* [TO DO] Output each line of the material exactly as it stands.

* [WORKING DATA]
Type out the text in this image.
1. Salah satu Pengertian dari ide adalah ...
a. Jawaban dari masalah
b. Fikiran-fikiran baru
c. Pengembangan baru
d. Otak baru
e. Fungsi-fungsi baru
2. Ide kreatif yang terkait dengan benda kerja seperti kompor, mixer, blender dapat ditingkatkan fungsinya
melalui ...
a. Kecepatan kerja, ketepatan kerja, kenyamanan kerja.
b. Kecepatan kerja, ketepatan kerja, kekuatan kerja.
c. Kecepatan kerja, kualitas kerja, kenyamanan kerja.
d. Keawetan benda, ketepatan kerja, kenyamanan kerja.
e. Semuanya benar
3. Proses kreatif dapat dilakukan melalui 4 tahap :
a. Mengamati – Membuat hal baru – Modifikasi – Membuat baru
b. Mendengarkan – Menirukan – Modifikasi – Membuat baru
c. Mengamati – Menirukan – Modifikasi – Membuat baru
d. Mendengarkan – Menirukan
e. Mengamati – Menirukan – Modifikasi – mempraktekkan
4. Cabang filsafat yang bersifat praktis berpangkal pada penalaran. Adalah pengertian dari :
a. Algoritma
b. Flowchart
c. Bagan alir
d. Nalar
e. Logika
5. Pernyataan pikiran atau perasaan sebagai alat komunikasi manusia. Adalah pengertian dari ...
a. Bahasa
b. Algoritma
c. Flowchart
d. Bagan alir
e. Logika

* [ANSWER TO THE EXERCISE]
Type out the text in this image.
1. Salah satu Pengertian dari ide adalah ...
a. Jawaban dari masalah
b. Fikiran-fikiran baru
c. Pengembangan baru
d. Otak baru
e. Fungsi-fungsi baru
2. Ide kreatif yang terkait dengan benda kerja seperti kompor, mixer, blender dapat ditingkatkan fungsinya
melalui ...
a. Kecepatan kerja, ketepatan kerja, kenyamanan kerja.
b. Kecepatan kerja, ketepatan kerja, kekuatan kerja.
c. Kecepatan kerja, kualitas kerja, kenyamanan kerja.
d. Keawetan benda, ketepatan kerja, kenyamanan kerja.
e. Semuanya benar
3. Proses kreatif dapat dilakukan melalui 4 tahap :
a. Mengamati – Membuat hal baru – Modifikasi – Membuat baru
b. Mendengarkan – Menirukan – Modifikasi – Membuat baru
c. Mengamati – Menirukan – Modifikasi – Membuat baru
d. Mendengarkan – Menirukan
e. Mengamati – Menirukan – Modifikasi – mempraktekkan
4. Cabang filsafat yang bersifat praktis berpangkal pada penalaran. Adalah pengertian dari :
a. Algoritma
b. Flowchart
c. Bagan alir
d. Nalar
e. Logika
5. Pernyataan pikiran atau perasaan sebagai alat komunikasi manusia. Adalah pengertian dari ...
a. Bahasa
b. Algoritma
c. Flowchart
d. Bagan alir
e. Logika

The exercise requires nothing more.